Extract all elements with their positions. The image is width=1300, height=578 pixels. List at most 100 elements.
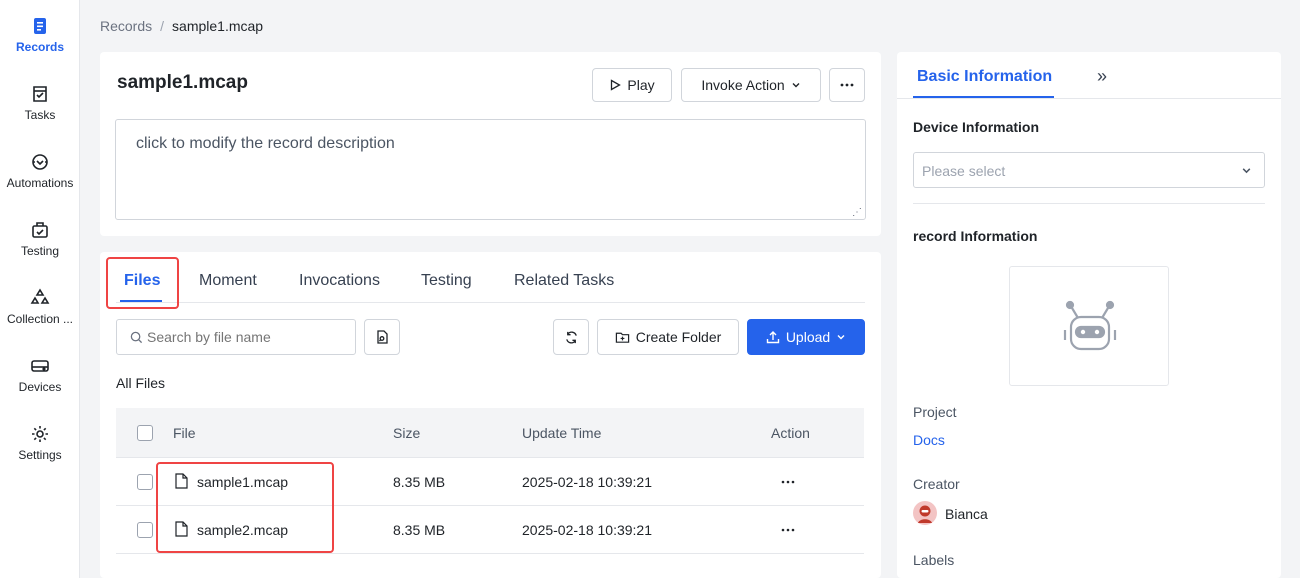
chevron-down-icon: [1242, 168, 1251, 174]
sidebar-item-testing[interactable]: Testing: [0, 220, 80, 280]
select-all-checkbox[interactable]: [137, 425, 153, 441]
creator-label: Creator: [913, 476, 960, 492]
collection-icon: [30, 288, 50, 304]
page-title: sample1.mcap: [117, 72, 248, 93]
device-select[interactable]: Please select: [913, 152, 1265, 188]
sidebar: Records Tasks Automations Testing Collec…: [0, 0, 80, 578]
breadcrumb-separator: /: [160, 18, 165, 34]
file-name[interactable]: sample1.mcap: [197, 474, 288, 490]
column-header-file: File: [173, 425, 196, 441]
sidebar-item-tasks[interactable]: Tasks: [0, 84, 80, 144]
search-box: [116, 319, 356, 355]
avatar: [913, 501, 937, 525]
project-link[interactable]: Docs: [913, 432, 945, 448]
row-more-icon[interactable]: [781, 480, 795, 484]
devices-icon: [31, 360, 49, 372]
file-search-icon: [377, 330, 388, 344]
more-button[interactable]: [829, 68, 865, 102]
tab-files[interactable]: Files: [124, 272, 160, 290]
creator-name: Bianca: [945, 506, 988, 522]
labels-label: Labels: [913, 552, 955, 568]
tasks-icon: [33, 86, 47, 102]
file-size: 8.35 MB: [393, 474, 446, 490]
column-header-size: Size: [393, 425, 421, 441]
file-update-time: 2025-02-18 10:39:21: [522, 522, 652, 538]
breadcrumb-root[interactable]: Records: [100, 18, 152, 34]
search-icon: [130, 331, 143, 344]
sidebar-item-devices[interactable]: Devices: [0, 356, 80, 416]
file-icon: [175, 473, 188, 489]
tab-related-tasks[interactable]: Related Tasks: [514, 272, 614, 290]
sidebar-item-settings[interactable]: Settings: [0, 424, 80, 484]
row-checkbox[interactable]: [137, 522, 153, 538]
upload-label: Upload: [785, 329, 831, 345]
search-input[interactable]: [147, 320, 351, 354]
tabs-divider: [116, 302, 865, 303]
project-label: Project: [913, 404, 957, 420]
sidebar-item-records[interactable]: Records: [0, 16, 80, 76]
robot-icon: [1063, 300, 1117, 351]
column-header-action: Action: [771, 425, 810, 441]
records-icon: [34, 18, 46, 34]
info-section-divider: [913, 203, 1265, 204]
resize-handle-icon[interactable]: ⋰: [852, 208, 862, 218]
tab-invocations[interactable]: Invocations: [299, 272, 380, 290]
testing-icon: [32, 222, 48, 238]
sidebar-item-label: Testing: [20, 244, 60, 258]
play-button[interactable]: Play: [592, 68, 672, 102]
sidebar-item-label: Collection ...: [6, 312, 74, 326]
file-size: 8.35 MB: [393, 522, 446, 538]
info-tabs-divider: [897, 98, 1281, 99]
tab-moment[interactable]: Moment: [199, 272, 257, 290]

------------------------------------------------------------------------

THE PROBLEM » Reproduce the listing above word for word, leaving out the picture.

RIGHT ANSWER »
Extract all elements with their positions. The image is width=1300, height=578 pixels. List at most 100 elements.
chevron-down-icon: [1242, 168, 1251, 174]
sidebar-item-testing[interactable]: Testing: [0, 220, 80, 280]
select-all-checkbox[interactable]: [137, 425, 153, 441]
creator-label: Creator: [913, 476, 960, 492]
collection-icon: [30, 288, 50, 304]
page-title: sample1.mcap: [117, 72, 248, 93]
device-select[interactable]: Please select: [913, 152, 1265, 188]
sidebar: Records Tasks Automations Testing Collec…: [0, 0, 80, 578]
breadcrumb-separator: /: [160, 18, 165, 34]
file-name[interactable]: sample1.mcap: [197, 474, 288, 490]
column-header-file: File: [173, 425, 196, 441]
sidebar-item-tasks[interactable]: Tasks: [0, 84, 80, 144]
search-box: [116, 319, 356, 355]
avatar: [913, 501, 937, 525]
project-link[interactable]: Docs: [913, 432, 945, 448]
row-more-icon[interactable]: [781, 480, 795, 484]
devices-icon: [31, 360, 49, 372]
file-search-icon: [377, 330, 388, 344]
more-button[interactable]: [829, 68, 865, 102]
tab-files[interactable]: Files: [124, 272, 160, 290]
creator-name: Bianca: [945, 506, 988, 522]
labels-label: Labels: [913, 552, 955, 568]
tasks-icon: [33, 86, 47, 102]
file-size: 8.35 MB: [393, 474, 446, 490]
column-header-size: Size: [393, 425, 421, 441]
file-update-time: 2025-02-18 10:39:21: [522, 522, 652, 538]
breadcrumb-root[interactable]: Records: [100, 18, 152, 34]
search-icon: [130, 331, 143, 344]
sidebar-item-devices[interactable]: Devices: [0, 356, 80, 416]
file-icon: [175, 473, 188, 489]
tab-related-tasks[interactable]: Related Tasks: [514, 272, 614, 290]
sidebar-item-settings[interactable]: Settings: [0, 424, 80, 484]
row-checkbox[interactable]: [137, 522, 153, 538]
upload-label: Upload: [785, 329, 831, 345]
search-input[interactable]: [147, 320, 351, 354]
tabs-divider: [116, 302, 865, 303]
project-label: Project: [913, 404, 957, 420]
sidebar-item-records[interactable]: Records: [0, 16, 80, 76]
robot-icon: [1063, 300, 1117, 351]
column-header-action: Action: [771, 425, 810, 441]
records-icon: [34, 18, 46, 34]
info-section-divider: [913, 203, 1265, 204]
resize-handle-icon[interactable]: ⋰: [852, 208, 862, 218]
tab-invocations[interactable]: Invocations: [299, 272, 380, 290]
testing-icon: [32, 222, 48, 238]
sidebar-item-label: Testing: [20, 244, 60, 258]
play-button[interactable]: Play: [592, 68, 672, 102]
sidebar-item-label: Collection ...: [6, 312, 74, 326]
file-size: 8.35 MB: [393, 522, 446, 538]
info-tabs-divider: [897, 98, 1281, 99]
tab-moment[interactable]: Moment: [199, 272, 257, 290]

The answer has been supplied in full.